Task ->
Set down all of the data that follows word for word, without the images.

Provided data ->

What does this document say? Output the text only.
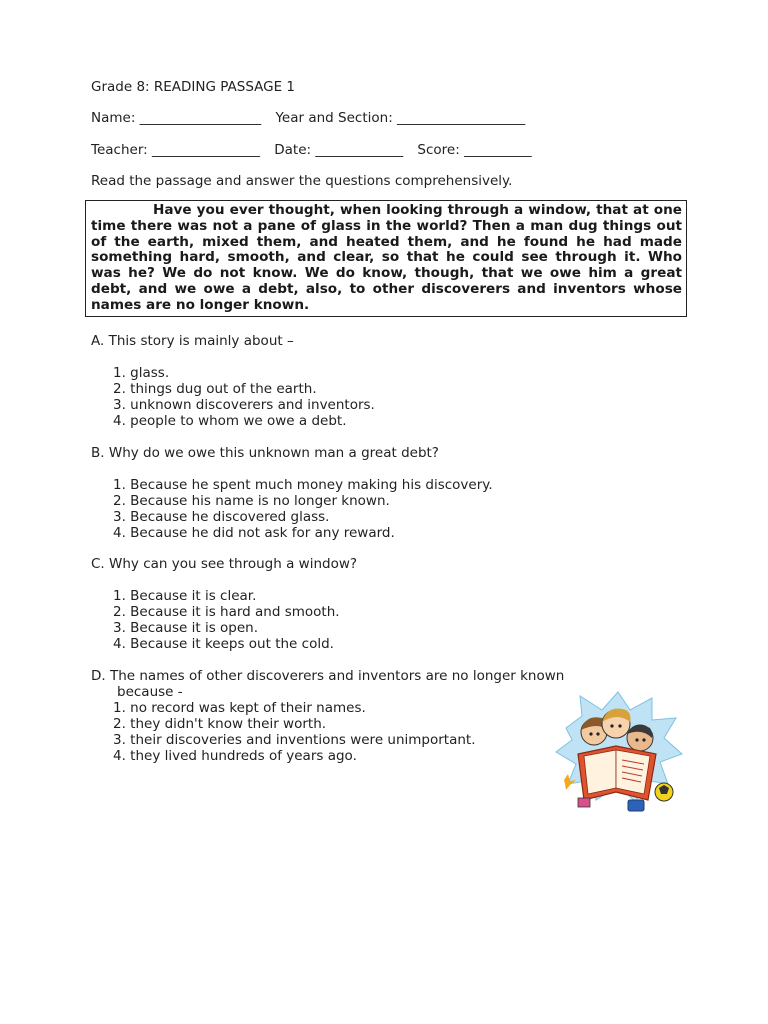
Grade 8: READING PASSAGE 1
Name: __________________ Year and Section: ___________________
Teacher: ________________ Date: _____________ Score: __________
Read the passage and answer the questions comprehensively.
Have you ever thought, when looking through a window, that at one time there was not a pane of glass in the world? Then a man dug things out of the earth, mixed them, and heated them, and he found he had made something hard, smooth, and clear, so that he could see through it. Who was he? We do not know. We do know, though, that we owe him a great debt, and we owe a debt, also, to other discoverers and inventors whose names are no longer known.

A. This story is mainly about –

1. glass.
2. things dug out of the earth.
3. unknown discoverers and inventors.
4. people to whom we owe a debt.

B. Why do we owe this unknown man a great debt?

1. Because he spent much money making his discovery.
2. Because his name is no longer known.
3. Because he discovered glass.
4. Because he did not ask for any reward.

C. Why can you see through a window?

1. Because it is clear.
2. Because it is hard and smooth.
3. Because it is open.
4. Because it keeps out the cold.

D. The names of other discoverers and inventors are no longer known

because -

1. no record was kept of their names.
2. they didn't know their worth.
3. their discoveries and inventions were unimportant.
4. they lived hundreds of years ago.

Solution to this exercise ->
What does this document say? Output the text only.
Grade 8: READING PASSAGE 1
Name: __________________ Year and Section: ___________________
Teacher: ________________ Date: _____________ Score: __________
Read the passage and answer the questions comprehensively.
Have you ever thought, when looking through a window, that at one time there was not a pane of glass in the world? Then a man dug things out of the earth, mixed them, and heated them, and he found he had made something hard, smooth, and clear, so that he could see through it. Who was he? We do not know. We do know, though, that we owe him a great debt, and we owe a debt, also, to other discoverers and inventors whose names are no longer known.

A. This story is mainly about –

1. glass.
2. things dug out of the earth.
3. unknown discoverers and inventors.
4. people to whom we owe a debt.

B. Why do we owe this unknown man a great debt?

1. Because he spent much money making his discovery.
2. Because his name is no longer known.
3. Because he discovered glass.
4. Because he did not ask for any reward.

C. Why can you see through a window?

1. Because it is clear.
2. Because it is hard and smooth.
3. Because it is open.
4. Because it keeps out the cold.

D. The names of other discoverers and inventors are no longer known

because -

1. no record was kept of their names.
2. they didn't know their worth.
3. their discoveries and inventions were unimportant.
4. they lived hundreds of years ago.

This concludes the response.